[start of Records for processing]

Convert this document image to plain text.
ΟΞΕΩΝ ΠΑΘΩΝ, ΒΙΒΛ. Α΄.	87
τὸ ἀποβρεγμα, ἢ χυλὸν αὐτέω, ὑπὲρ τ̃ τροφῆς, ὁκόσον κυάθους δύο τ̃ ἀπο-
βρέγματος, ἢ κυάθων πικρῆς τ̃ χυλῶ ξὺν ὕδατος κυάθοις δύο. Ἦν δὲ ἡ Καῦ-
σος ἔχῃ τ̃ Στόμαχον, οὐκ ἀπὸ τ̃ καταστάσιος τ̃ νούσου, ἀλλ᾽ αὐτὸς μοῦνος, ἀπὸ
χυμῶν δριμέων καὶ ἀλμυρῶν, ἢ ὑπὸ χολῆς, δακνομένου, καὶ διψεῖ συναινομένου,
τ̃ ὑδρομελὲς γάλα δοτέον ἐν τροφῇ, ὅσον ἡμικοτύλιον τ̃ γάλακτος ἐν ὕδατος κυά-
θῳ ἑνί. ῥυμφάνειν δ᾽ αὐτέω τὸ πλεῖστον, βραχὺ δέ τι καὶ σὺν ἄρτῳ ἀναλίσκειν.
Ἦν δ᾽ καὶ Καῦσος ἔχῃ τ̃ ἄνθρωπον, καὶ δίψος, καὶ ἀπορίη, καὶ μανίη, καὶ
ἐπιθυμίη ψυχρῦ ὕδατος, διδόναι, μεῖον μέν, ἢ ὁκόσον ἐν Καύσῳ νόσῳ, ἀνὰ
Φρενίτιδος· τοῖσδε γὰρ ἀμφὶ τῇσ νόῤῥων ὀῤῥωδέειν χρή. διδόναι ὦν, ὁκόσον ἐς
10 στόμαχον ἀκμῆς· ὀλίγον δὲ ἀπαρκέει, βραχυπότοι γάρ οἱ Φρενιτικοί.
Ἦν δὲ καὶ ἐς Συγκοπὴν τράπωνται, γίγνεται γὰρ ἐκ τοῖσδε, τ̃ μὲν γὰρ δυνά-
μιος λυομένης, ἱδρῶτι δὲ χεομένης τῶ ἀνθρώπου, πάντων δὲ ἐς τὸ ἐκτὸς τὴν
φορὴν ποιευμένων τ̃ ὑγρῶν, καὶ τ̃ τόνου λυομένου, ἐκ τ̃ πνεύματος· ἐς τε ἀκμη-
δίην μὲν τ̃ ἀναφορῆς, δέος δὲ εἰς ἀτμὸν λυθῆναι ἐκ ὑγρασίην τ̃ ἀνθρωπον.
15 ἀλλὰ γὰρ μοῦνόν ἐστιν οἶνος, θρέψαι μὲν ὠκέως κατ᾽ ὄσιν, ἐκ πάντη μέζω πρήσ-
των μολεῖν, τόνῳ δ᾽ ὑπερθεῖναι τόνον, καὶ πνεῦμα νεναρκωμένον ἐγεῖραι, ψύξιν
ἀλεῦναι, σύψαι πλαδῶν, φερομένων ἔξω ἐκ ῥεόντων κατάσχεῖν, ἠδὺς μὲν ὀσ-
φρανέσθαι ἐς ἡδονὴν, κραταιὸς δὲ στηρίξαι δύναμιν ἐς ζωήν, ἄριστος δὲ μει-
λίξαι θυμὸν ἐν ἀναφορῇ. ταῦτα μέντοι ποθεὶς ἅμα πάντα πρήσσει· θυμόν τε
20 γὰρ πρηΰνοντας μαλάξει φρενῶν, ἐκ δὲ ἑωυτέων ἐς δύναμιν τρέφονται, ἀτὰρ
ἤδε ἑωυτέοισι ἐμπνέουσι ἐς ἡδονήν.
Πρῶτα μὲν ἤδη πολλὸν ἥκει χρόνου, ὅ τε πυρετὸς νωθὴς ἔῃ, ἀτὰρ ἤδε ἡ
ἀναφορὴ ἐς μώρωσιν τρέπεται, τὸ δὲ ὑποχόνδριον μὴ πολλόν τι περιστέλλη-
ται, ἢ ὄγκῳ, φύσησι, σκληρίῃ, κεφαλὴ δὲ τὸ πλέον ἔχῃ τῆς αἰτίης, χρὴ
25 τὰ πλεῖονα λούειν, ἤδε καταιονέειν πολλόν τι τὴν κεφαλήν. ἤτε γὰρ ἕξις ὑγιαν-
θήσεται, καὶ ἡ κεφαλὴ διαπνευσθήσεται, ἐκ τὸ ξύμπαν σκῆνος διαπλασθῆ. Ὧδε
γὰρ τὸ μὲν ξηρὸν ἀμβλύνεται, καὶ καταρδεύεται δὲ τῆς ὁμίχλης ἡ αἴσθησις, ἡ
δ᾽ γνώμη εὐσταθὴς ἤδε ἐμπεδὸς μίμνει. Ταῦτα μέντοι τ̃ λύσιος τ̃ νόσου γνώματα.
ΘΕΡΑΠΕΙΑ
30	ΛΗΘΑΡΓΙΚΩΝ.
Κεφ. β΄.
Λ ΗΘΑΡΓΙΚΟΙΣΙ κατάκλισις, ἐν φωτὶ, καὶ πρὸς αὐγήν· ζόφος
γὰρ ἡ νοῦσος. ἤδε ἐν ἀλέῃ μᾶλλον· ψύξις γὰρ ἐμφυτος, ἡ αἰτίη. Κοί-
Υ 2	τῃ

[end of Records for processing]

## Prompt
Pull out each line holding the string "μέντοι".

## Written reply
λίξαι θυμὸν ἐν ἀναφορῇ. ταῦτα μέντοι ποθεὶς ἅμα πάντα πρήσσει· θυμόν τε
δ᾽ γνώμη εὐσταθὴς ἤδε ἐμπεδὸς μίμνει. Ταῦτα μέντοι τ̃ λύσιος τ̃ νόσου γνώματα.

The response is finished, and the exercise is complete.